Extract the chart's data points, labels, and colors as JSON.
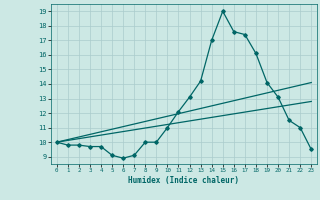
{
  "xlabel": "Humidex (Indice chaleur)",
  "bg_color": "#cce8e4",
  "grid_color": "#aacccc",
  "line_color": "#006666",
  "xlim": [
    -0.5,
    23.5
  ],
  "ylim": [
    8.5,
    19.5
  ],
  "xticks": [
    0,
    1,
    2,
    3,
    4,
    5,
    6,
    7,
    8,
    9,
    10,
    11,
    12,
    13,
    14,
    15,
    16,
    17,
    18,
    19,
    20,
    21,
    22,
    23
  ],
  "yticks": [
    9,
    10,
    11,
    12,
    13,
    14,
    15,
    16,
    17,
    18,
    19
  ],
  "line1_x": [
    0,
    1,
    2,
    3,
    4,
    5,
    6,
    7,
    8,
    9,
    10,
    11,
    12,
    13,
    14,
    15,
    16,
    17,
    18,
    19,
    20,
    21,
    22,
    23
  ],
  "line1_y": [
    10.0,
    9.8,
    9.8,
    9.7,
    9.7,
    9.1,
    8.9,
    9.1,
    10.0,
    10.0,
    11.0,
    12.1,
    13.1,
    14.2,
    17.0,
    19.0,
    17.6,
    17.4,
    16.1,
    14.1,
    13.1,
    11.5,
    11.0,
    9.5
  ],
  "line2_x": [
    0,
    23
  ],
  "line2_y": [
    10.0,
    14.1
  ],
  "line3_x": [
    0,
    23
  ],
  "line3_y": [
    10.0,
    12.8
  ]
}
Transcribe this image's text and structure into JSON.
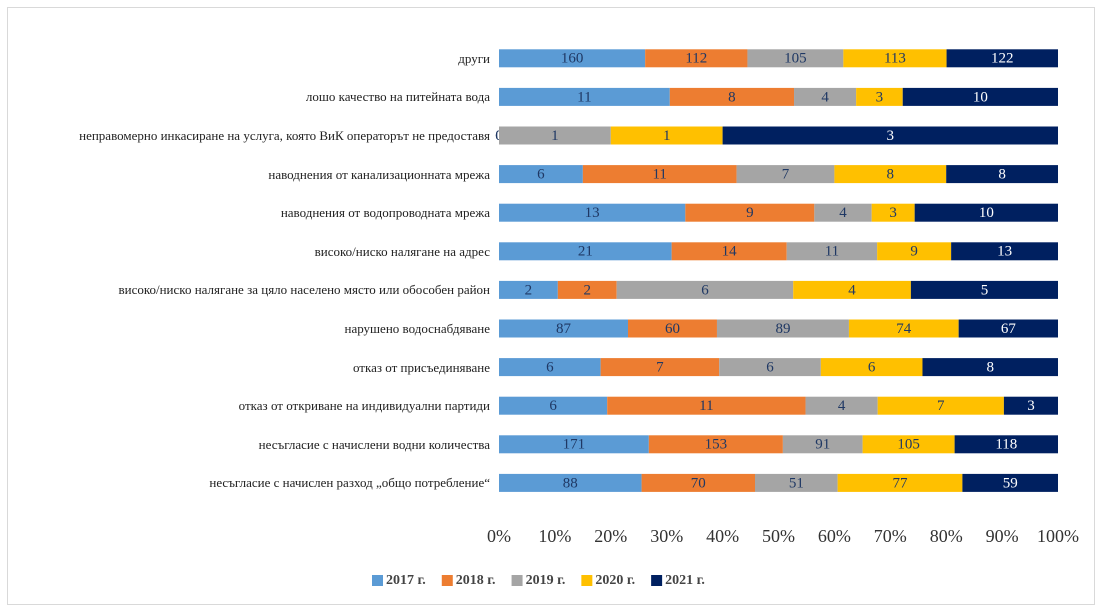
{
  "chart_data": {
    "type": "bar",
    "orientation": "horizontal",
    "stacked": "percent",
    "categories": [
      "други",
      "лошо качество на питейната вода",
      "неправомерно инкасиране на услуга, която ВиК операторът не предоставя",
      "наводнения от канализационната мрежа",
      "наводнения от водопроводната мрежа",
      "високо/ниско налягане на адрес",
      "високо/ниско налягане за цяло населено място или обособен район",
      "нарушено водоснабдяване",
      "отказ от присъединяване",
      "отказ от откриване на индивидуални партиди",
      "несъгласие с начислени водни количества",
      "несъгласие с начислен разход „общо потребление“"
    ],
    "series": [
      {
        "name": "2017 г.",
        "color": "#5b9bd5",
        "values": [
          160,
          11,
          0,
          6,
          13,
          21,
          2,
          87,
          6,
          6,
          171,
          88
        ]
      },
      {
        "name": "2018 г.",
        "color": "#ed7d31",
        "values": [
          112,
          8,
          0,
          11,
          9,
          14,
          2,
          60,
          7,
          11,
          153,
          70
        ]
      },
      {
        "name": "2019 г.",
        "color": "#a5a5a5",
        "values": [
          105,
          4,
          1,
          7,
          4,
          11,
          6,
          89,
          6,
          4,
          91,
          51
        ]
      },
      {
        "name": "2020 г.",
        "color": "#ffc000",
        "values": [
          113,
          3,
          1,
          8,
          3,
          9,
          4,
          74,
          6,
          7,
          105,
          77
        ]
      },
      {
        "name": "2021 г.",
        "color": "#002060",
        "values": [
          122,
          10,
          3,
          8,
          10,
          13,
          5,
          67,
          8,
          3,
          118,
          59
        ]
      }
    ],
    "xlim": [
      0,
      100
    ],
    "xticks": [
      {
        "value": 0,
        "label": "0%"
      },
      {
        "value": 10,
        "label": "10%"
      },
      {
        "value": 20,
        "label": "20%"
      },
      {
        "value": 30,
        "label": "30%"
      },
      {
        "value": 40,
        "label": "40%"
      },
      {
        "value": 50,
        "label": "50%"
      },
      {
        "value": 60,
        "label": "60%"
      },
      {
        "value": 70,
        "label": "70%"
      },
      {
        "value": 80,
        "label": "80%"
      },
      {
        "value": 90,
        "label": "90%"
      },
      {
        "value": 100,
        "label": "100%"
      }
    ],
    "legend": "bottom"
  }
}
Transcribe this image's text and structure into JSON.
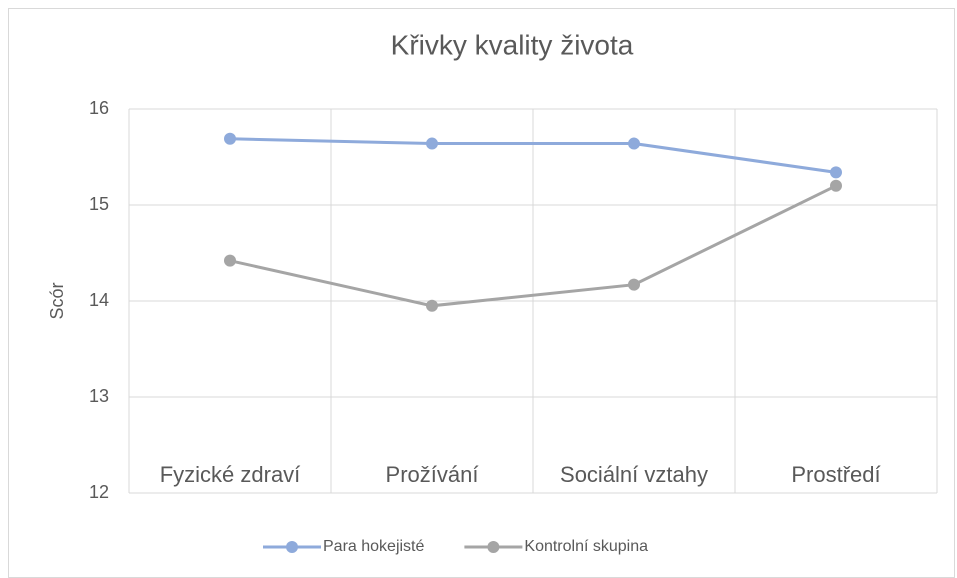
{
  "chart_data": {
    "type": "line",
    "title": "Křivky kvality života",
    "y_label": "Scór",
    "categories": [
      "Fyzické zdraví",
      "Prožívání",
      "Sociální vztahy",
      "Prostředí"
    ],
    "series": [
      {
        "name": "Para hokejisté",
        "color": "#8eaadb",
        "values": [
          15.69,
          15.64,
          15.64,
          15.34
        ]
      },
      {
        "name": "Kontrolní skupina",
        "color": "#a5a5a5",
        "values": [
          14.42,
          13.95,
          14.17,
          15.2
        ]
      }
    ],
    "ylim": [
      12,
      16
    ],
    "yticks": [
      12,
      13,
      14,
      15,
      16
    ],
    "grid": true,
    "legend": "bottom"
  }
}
__________________________________________________
* Direction
Copy every record above exactly, leaving out any pictures.

* Reply
Extract the chart's data points, labels, and colors as JSON.
{
  "xlabel": "Humidex (Indice chaleur)",
  "bg_color": "#cce8e4",
  "grid_color": "#aacccc",
  "line_color": "#006666",
  "xlim": [
    -0.5,
    23.5
  ],
  "ylim": [
    8.5,
    19.5
  ],
  "xticks": [
    0,
    1,
    2,
    3,
    4,
    5,
    6,
    7,
    8,
    9,
    10,
    11,
    12,
    13,
    14,
    15,
    16,
    17,
    18,
    19,
    20,
    21,
    22,
    23
  ],
  "yticks": [
    9,
    10,
    11,
    12,
    13,
    14,
    15,
    16,
    17,
    18,
    19
  ],
  "line1_x": [
    0,
    1,
    2,
    3,
    4,
    5,
    6,
    7,
    8,
    9,
    10,
    11,
    12,
    13,
    14,
    15,
    16,
    17,
    18,
    19,
    20,
    21,
    22,
    23
  ],
  "line1_y": [
    10.0,
    9.8,
    9.8,
    9.7,
    9.7,
    9.1,
    8.9,
    9.1,
    10.0,
    10.0,
    11.0,
    12.1,
    13.1,
    14.2,
    17.0,
    19.0,
    17.6,
    17.4,
    16.1,
    14.1,
    13.1,
    11.5,
    11.0,
    9.5
  ],
  "line2_x": [
    0,
    23
  ],
  "line2_y": [
    10.0,
    14.1
  ],
  "line3_x": [
    0,
    23
  ],
  "line3_y": [
    10.0,
    12.8
  ]
}
Transcribe this image's text and structure into JSON.
{
  "chart_data": {
    "type": "bar",
    "orientation": "horizontal",
    "stacked": "percent",
    "categories": [
      "други",
      "лошо качество на питейната вода",
      "неправомерно инкасиране на услуга, която ВиК операторът не предоставя",
      "наводнения от канализационната мрежа",
      "наводнения от водопроводната мрежа",
      "високо/ниско налягане на адрес",
      "високо/ниско налягане за цяло населено място или обособен район",
      "нарушено водоснабдяване",
      "отказ от присъединяване",
      "отказ от откриване на индивидуални партиди",
      "несъгласие с начислени водни количества",
      "несъгласие с начислен разход „общо потребление“"
    ],
    "series": [
      {
        "name": "2017 г.",
        "color": "#5b9bd5",
        "values": [
          160,
          11,
          0,
          6,
          13,
          21,
          2,
          87,
          6,
          6,
          171,
          88
        ]
      },
      {
        "name": "2018 г.",
        "color": "#ed7d31",
        "values": [
          112,
          8,
          0,
          11,
          9,
          14,
          2,
          60,
          7,
          11,
          153,
          70
        ]
      },
      {
        "name": "2019 г.",
        "color": "#a5a5a5",
        "values": [
          105,
          4,
          1,
          7,
          4,
          11,
          6,
          89,
          6,
          4,
          91,
          51
        ]
      },
      {
        "name": "2020 г.",
        "color": "#ffc000",
        "values": [
          113,
          3,
          1,
          8,
          3,
          9,
          4,
          74,
          6,
          7,
          105,
          77
        ]
      },
      {
        "name": "2021 г.",
        "color": "#002060",
        "values": [
          122,
          10,
          3,
          8,
          10,
          13,
          5,
          67,
          8,
          3,
          118,
          59
        ]
      }
    ],
    "xlim": [
      0,
      100
    ],
    "xticks": [
      {
        "value": 0,
        "label": "0%"
      },
      {
        "value": 10,
        "label": "10%"
      },
      {
        "value": 20,
        "label": "20%"
      },
      {
        "value": 30,
        "label": "30%"
      },
      {
        "value": 40,
        "label": "40%"
      },
      {
        "value": 50,
        "label": "50%"
      },
      {
        "value": 60,
        "label": "60%"
      },
      {
        "value": 70,
        "label": "70%"
      },
      {
        "value": 80,
        "label": "80%"
      },
      {
        "value": 90,
        "label": "90%"
      },
      {
        "value": 100,
        "label": "100%"
      }
    ],
    "legend": "bottom"
  }
}
Transcribe this image's text and structure into JSON.
{
  "chart_data": {
    "type": "line",
    "title": "Křivky kvality života",
    "y_label": "Scór",
    "categories": [
      "Fyzické zdraví",
      "Prožívání",
      "Sociální vztahy",
      "Prostředí"
    ],
    "series": [
      {
        "name": "Para hokejisté",
        "color": "#8eaadb",
        "values": [
          15.69,
          15.64,
          15.64,
          15.34
        ]
      },
      {
        "name": "Kontrolní skupina",
        "color": "#a5a5a5",
        "values": [
          14.42,
          13.95,
          14.17,
          15.2
        ]
      }
    ],
    "ylim": [
      12,
      16
    ],
    "yticks": [
      12,
      13,
      14,
      15,
      16
    ],
    "grid": true,
    "legend": "bottom"
  }
}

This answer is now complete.